▶ [PROBLEM DESCRIPTION] Would you set down every entry shown below, precisely as written?

########################################

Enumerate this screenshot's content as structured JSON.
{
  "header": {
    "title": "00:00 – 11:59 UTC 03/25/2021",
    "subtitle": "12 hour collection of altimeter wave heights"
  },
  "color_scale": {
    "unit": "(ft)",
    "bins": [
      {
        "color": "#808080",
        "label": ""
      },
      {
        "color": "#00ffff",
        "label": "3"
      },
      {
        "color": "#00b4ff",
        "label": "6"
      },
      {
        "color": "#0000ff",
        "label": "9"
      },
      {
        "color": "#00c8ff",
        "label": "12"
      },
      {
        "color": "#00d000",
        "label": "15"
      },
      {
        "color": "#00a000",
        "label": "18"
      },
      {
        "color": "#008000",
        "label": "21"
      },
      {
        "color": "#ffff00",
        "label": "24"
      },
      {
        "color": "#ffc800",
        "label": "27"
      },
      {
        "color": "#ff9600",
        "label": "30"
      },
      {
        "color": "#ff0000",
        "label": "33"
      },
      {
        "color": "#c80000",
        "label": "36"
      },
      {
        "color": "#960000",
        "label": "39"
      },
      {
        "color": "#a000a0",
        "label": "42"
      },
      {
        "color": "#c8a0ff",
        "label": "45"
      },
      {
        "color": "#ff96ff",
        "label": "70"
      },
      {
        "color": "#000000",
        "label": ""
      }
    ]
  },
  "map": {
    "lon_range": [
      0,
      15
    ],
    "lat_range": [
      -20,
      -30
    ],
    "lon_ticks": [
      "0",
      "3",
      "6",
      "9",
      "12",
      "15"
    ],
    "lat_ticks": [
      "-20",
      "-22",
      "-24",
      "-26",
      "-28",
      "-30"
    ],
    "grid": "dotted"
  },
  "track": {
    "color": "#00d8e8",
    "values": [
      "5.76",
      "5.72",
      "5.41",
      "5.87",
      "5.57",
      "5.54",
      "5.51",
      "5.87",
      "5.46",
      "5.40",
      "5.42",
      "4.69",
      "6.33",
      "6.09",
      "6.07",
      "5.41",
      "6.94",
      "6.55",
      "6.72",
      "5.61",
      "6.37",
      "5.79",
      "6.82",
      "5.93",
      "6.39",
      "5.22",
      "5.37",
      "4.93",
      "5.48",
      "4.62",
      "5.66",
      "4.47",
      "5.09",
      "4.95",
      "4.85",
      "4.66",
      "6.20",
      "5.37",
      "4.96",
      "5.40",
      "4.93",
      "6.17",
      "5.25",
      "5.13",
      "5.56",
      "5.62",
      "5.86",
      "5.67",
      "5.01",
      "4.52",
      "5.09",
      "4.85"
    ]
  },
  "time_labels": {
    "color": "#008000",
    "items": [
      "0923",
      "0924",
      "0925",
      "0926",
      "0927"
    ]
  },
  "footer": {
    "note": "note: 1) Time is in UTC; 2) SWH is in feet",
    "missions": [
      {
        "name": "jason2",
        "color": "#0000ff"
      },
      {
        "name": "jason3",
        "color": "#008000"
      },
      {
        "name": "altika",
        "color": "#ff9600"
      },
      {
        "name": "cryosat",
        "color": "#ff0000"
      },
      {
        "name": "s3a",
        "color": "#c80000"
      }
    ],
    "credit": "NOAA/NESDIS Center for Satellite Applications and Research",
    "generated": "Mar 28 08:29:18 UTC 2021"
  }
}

########################################

▶ [REPLY]
Enumerate this screenshot's content as structured JSON.
{
  "header": {
    "title": "00:00 – 11:59 UTC 03/25/2021",
    "subtitle": "12 hour collection of altimeter wave heights"
  },
  "color_scale": {
    "unit": "(ft)",
    "bins": [
      {
        "color": "#808080",
        "label": ""
      },
      {
        "color": "#00ffff",
        "label": "3"
      },
      {
        "color": "#00b4ff",
        "label": "6"
      },
      {
        "color": "#0000ff",
        "label": "9"
      },
      {
        "color": "#00c8ff",
        "label": "12"
      },
      {
        "color": "#00d000",
        "label": "15"
      },
      {
        "color": "#00a000",
        "label": "18"
      },
      {
        "color": "#008000",
        "label": "21"
      },
      {
        "color": "#ffff00",
        "label": "24"
      },
      {
        "color": "#ffc800",
        "label": "27"
      },
      {
        "color": "#ff9600",
        "label": "30"
      },
      {
        "color": "#ff0000",
        "label": "33"
      },
      {
        "color": "#c80000",
        "label": "36"
      },
      {
        "color": "#960000",
        "label": "39"
      },
      {
        "color": "#a000a0",
        "label": "42"
      },
      {
        "color": "#c8a0ff",
        "label": "45"
      },
      {
        "color": "#ff96ff",
        "label": "70"
      },
      {
        "color": "#000000",
        "label": ""
      }
    ]
  },
  "map": {
    "lon_range": [
      0,
      15
    ],
    "lat_range": [
      -20,
      -30
    ],
    "lon_ticks": [
      "0",
      "3",
      "6",
      "9",
      "12",
      "15"
    ],
    "lat_ticks": [
      "-20",
      "-22",
      "-24",
      "-26",
      "-28",
      "-30"
    ],
    "grid": "dotted"
  },
  "track": {
    "color": "#00d8e8",
    "values": [
      "5.76",
      "5.72",
      "5.41",
      "5.87",
      "5.57",
      "5.54",
      "5.51",
      "5.87",
      "5.46",
      "5.40",
      "5.42",
      "4.69",
      "6.33",
      "6.09",
      "6.07",
      "5.41",
      "6.94",
      "6.55",
      "6.72",
      "5.61",
      "6.37",
      "5.79",
      "6.82",
      "5.93",
      "6.39",
      "5.22",
      "5.37",
      "4.93",
      "5.48",
      "4.62",
      "5.66",
      "4.47",
      "5.09",
      "4.95",
      "4.85",
      "4.66",
      "6.20",
      "5.37",
      "4.96",
      "5.40",
      "4.93",
      "6.17",
      "5.25",
      "5.13",
      "5.56",
      "5.62",
      "5.86",
      "5.67",
      "5.01",
      "4.52",
      "5.09",
      "4.85"
    ]
  },
  "time_labels": {
    "color": "#008000",
    "items": [
      "0923",
      "0924",
      "0925",
      "0926",
      "0927"
    ]
  },
  "footer": {
    "note": "note: 1) Time is in UTC; 2) SWH is in feet",
    "missions": [
      {
        "name": "jason2",
        "color": "#0000ff"
      },
      {
        "name": "jason3",
        "color": "#008000"
      },
      {
        "name": "altika",
        "color": "#ff9600"
      },
      {
        "name": "cryosat",
        "color": "#ff0000"
      },
      {
        "name": "s3a",
        "color": "#c80000"
      }
    ],
    "credit": "NOAA/NESDIS Center for Satellite Applications and Research",
    "generated": "Mar 28 08:29:18 UTC 2021"
  }
}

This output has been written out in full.